start

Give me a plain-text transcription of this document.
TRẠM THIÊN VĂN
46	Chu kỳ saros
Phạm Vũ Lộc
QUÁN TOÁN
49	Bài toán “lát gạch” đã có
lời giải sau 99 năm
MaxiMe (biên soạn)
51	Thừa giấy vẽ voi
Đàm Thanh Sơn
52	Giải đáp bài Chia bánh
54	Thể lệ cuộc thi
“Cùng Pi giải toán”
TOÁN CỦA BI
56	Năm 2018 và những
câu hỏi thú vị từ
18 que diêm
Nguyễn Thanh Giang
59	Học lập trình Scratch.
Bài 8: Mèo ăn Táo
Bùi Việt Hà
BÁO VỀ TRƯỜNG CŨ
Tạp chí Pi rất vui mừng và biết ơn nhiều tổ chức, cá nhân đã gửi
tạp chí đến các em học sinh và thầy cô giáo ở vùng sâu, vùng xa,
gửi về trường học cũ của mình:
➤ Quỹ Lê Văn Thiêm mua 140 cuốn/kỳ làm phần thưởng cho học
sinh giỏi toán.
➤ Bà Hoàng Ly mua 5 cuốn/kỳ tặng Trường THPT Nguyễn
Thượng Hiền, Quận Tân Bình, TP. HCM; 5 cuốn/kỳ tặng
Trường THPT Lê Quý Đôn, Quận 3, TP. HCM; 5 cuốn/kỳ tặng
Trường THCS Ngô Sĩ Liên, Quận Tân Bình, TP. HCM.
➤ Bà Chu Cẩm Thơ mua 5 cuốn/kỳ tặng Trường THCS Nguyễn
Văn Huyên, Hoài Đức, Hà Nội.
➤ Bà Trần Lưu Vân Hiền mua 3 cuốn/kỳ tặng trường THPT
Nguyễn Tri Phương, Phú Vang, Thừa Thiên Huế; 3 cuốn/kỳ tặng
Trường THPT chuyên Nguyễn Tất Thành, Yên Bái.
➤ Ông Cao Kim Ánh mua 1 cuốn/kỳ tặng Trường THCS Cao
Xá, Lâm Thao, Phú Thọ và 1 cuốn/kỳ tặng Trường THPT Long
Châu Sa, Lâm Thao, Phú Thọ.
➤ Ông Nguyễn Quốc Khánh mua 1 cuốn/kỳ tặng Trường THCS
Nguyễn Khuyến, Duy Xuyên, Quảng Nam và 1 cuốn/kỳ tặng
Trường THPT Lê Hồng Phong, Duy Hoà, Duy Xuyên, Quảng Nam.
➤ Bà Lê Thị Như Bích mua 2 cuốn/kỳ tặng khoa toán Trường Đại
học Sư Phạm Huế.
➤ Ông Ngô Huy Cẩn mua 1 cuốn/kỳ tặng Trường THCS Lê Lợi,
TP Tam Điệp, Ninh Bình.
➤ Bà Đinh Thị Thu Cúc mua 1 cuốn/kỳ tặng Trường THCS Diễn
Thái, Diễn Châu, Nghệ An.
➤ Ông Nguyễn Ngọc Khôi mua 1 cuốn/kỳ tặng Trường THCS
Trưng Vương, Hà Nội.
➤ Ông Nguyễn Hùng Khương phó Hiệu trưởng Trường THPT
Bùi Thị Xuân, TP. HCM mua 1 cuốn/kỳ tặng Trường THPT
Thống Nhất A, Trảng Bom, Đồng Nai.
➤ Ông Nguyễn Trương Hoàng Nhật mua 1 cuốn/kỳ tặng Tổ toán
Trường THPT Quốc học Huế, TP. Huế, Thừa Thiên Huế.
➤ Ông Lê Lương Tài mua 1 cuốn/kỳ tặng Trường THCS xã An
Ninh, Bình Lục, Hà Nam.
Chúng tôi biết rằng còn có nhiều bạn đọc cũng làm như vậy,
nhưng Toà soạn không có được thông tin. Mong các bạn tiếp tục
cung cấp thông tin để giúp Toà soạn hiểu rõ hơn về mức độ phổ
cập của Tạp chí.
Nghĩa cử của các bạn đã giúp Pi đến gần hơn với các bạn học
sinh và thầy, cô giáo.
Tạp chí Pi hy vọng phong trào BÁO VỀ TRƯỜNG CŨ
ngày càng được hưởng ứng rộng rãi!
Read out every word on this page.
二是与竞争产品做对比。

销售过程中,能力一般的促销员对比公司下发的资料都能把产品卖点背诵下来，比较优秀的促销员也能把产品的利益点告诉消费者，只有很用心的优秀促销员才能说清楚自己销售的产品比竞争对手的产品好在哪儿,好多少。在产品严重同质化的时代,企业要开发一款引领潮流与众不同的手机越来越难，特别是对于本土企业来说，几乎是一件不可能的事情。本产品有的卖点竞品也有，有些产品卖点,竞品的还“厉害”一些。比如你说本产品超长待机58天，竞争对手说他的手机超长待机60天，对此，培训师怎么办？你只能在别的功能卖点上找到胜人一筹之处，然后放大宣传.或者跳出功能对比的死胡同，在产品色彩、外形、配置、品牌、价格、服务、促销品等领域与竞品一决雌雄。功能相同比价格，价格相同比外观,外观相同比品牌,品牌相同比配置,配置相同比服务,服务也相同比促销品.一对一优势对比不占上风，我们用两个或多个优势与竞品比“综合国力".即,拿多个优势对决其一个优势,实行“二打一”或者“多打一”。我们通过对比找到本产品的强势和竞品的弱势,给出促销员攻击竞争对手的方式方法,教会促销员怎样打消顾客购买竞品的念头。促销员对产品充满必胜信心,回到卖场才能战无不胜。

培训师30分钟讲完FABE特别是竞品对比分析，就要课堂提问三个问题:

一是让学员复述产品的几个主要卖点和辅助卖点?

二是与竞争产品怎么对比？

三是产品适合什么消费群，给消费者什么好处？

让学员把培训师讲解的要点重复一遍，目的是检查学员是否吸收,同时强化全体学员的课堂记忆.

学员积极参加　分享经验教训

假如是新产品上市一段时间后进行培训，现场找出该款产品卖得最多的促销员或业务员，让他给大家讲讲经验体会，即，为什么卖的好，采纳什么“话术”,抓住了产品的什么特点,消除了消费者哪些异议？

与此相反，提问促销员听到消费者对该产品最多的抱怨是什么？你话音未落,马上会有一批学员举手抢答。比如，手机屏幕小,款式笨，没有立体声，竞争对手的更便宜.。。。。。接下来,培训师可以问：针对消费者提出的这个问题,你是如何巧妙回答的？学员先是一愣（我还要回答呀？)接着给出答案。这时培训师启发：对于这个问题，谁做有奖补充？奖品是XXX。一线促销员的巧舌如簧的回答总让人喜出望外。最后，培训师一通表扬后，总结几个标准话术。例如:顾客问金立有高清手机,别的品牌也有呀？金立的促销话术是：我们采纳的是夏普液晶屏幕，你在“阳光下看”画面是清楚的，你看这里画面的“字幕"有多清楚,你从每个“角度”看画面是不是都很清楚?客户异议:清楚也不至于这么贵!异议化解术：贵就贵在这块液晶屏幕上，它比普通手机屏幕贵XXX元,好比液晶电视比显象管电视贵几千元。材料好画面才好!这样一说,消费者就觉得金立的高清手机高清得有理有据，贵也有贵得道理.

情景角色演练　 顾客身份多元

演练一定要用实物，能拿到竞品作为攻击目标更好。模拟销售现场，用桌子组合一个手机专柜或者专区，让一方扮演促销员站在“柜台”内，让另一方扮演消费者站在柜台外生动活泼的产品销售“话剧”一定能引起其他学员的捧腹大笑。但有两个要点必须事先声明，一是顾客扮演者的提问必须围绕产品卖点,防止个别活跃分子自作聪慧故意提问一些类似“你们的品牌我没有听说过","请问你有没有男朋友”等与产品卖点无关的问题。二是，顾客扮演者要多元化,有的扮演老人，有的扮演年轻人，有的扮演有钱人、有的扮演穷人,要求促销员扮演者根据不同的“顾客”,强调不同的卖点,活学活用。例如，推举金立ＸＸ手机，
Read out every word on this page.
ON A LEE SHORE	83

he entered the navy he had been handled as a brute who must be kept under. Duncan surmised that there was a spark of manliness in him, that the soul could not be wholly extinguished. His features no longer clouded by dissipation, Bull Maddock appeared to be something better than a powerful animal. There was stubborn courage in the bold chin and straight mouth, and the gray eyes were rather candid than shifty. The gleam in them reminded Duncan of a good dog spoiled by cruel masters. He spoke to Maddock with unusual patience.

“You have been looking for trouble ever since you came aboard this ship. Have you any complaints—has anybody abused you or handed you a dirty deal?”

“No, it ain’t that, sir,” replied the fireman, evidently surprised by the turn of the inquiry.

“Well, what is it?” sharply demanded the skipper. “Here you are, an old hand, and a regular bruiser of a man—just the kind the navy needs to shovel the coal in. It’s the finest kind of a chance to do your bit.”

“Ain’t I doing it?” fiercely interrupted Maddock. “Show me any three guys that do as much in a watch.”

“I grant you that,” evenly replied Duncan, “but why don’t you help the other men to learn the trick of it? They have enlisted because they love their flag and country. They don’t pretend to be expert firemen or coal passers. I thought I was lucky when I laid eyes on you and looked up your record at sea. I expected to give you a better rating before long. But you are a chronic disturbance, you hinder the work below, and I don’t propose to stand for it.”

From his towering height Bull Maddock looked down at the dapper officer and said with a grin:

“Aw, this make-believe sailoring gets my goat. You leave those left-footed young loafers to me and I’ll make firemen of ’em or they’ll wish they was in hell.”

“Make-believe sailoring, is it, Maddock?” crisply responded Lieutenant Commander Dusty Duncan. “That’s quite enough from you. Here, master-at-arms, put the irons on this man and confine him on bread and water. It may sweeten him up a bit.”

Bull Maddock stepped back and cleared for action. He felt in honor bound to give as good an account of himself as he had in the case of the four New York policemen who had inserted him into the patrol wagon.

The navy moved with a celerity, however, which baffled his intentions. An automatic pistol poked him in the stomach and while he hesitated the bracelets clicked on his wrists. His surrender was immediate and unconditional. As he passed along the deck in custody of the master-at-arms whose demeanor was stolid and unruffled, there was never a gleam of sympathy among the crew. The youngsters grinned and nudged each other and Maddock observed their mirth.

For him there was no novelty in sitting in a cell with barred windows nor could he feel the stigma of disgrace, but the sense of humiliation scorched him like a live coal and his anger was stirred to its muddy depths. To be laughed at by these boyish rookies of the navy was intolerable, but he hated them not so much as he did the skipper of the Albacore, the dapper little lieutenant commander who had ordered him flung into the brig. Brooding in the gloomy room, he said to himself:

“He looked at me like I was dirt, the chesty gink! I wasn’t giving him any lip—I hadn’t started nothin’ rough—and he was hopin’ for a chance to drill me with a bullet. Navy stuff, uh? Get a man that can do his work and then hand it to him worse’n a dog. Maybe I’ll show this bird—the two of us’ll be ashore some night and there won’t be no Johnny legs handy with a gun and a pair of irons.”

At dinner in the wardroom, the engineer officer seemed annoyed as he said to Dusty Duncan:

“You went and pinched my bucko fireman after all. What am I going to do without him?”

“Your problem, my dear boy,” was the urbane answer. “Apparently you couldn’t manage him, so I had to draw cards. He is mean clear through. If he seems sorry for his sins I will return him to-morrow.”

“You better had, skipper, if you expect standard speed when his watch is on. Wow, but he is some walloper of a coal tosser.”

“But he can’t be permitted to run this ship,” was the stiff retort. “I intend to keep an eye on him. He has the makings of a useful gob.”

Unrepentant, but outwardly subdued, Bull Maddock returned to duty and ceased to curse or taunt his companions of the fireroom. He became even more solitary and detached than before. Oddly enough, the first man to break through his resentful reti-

end

Work to do: In the lines above, find each one with "thầy" and list it.

Task response:
tạp chí đến các em học sinh và thầy cô giáo ở vùng sâu, vùng xa,
sinh và thầy, cô giáo.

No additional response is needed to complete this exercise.